§ EXERCISE REQUIREMENTS
Find the lines in the records that carry the word "Cells". Copy each one.

--- START ---

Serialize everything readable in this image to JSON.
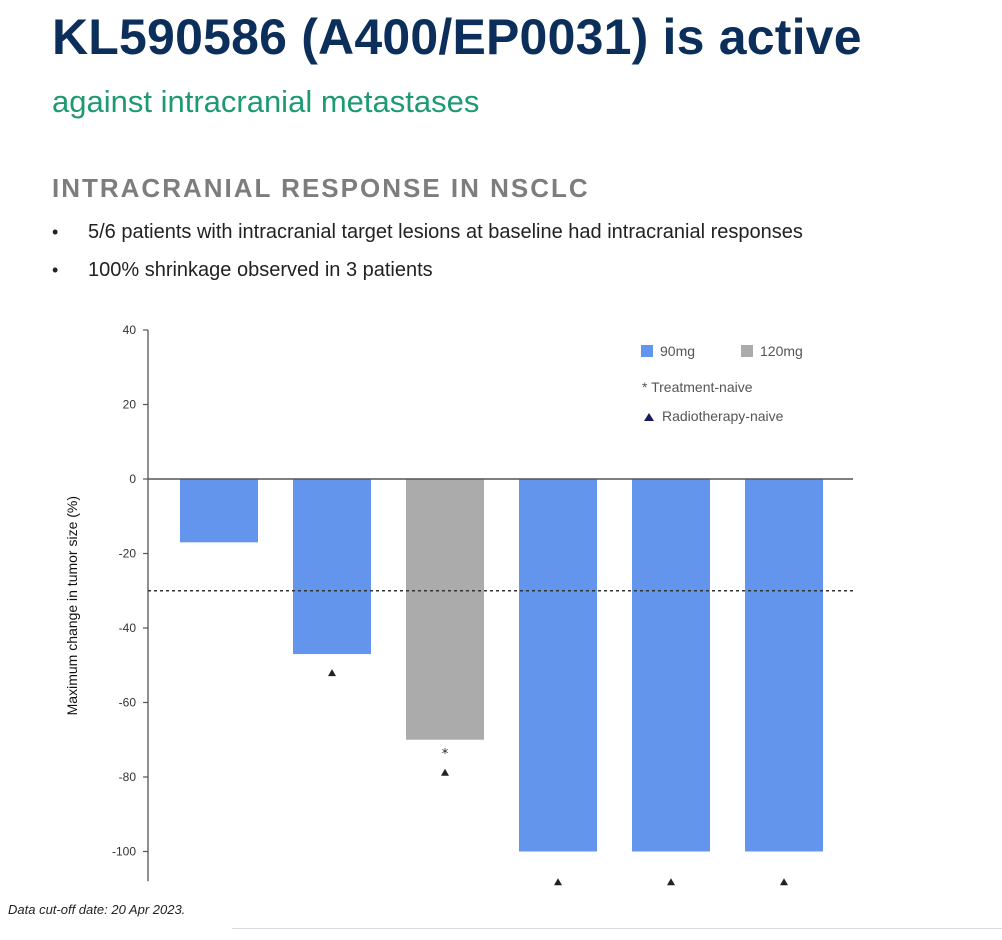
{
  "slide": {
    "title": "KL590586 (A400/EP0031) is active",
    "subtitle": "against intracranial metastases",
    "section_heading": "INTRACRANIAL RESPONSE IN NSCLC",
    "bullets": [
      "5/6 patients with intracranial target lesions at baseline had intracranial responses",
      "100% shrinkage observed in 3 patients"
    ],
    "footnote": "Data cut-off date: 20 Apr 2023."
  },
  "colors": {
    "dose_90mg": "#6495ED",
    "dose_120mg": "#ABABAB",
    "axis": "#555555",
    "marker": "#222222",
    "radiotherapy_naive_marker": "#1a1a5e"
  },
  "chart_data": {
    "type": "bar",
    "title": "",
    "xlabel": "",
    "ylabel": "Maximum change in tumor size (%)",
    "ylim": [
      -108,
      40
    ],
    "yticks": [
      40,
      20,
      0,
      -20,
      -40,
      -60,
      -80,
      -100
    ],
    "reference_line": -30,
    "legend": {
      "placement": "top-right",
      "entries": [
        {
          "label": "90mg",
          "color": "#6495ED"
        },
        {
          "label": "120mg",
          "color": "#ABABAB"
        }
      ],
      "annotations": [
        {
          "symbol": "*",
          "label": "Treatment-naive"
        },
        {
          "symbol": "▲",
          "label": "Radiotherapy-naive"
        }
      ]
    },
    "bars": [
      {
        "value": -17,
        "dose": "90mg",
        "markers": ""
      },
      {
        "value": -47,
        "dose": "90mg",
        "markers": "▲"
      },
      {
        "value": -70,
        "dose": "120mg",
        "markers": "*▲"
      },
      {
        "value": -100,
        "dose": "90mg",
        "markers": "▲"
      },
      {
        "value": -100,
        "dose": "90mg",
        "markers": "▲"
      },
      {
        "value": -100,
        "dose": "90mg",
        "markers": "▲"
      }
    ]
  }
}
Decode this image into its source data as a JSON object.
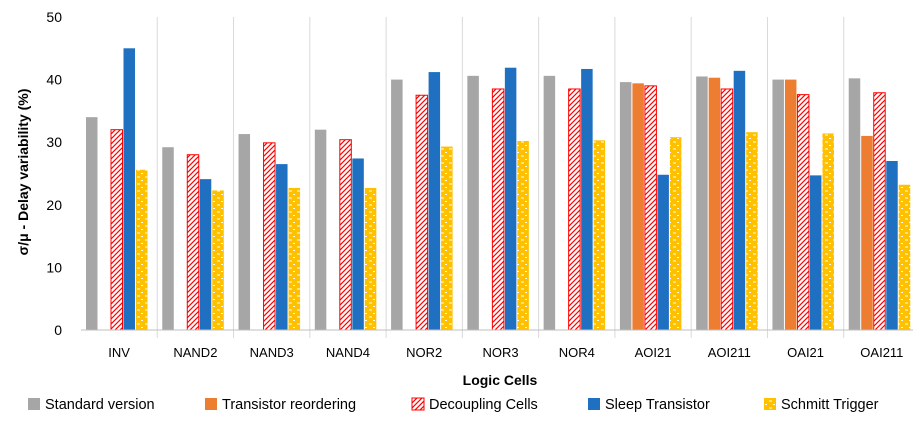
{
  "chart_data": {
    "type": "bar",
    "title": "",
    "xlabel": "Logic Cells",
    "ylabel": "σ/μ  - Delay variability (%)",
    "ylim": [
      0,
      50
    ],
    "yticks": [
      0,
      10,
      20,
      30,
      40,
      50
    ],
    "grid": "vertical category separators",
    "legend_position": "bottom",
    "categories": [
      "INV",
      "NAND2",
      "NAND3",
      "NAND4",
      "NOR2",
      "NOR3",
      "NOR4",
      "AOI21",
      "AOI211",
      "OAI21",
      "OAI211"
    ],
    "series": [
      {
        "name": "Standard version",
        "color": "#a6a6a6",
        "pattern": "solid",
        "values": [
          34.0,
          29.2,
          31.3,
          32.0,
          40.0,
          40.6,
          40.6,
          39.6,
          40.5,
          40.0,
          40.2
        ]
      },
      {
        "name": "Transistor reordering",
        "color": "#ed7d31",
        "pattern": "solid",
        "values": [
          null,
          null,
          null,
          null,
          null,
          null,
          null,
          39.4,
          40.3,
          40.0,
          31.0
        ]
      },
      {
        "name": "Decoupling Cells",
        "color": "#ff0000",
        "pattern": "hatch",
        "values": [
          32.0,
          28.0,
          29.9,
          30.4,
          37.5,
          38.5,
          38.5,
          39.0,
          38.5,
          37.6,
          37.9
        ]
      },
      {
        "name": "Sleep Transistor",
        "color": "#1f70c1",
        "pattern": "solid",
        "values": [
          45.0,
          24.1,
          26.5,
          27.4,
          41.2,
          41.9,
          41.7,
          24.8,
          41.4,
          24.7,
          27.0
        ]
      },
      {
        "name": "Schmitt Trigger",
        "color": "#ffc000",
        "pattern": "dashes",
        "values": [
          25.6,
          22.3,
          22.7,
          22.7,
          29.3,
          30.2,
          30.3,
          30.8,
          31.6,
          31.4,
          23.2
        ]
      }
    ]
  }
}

--- END ---

§ WRITTEN ANSWER
    "xlabel": "Logic Cells",
        "name": "Decoupling Cells",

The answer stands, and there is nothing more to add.